(Task to carry out) Locate each line below that includes "Жұмыртқаны" and reproduce it.

Data records:
· · ·
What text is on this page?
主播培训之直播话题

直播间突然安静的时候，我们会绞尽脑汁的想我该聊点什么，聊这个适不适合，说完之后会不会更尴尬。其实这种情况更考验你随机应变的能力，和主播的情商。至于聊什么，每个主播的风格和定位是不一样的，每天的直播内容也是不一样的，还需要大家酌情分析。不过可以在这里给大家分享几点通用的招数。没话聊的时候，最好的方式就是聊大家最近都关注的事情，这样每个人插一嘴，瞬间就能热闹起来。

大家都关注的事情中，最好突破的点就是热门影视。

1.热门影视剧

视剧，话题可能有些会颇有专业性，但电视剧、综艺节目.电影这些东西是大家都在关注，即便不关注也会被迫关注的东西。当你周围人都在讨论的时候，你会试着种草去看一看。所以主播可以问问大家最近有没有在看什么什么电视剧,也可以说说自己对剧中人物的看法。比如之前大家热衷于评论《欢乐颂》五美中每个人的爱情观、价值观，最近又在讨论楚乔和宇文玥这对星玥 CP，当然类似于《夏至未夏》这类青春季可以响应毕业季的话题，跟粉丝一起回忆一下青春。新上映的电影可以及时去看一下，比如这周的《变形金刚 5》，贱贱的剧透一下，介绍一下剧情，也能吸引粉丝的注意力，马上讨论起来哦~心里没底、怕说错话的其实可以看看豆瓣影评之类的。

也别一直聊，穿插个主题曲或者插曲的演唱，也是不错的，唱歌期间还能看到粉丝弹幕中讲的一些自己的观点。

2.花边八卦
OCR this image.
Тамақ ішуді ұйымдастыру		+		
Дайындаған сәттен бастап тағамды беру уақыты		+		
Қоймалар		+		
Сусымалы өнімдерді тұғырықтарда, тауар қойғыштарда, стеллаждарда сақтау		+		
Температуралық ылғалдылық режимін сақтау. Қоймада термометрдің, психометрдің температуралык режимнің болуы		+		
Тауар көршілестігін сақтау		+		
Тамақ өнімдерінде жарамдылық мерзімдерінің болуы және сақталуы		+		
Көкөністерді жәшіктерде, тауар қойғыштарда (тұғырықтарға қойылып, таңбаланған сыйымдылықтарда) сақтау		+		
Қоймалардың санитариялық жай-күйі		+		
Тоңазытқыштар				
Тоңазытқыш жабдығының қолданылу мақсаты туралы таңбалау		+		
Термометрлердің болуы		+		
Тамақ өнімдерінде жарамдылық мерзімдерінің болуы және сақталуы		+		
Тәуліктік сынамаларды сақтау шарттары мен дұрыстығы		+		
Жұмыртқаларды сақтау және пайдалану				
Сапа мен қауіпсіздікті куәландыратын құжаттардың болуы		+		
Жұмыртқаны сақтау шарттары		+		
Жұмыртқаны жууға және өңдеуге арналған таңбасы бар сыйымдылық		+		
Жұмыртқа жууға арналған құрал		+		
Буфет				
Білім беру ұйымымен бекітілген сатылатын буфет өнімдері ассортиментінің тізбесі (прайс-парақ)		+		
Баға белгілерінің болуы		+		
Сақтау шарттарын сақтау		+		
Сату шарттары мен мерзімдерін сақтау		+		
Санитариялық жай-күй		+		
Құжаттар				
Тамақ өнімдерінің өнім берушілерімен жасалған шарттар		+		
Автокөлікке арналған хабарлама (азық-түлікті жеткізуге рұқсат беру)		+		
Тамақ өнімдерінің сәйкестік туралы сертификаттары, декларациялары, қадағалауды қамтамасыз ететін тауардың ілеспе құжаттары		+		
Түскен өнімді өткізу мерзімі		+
· · ·
(Solution to the problem)
Жұмыртқаны сақтау шарттары		+		
Жұмыртқаны жууға және өңдеуге арналған таңбасы бар сыйымдылық		+		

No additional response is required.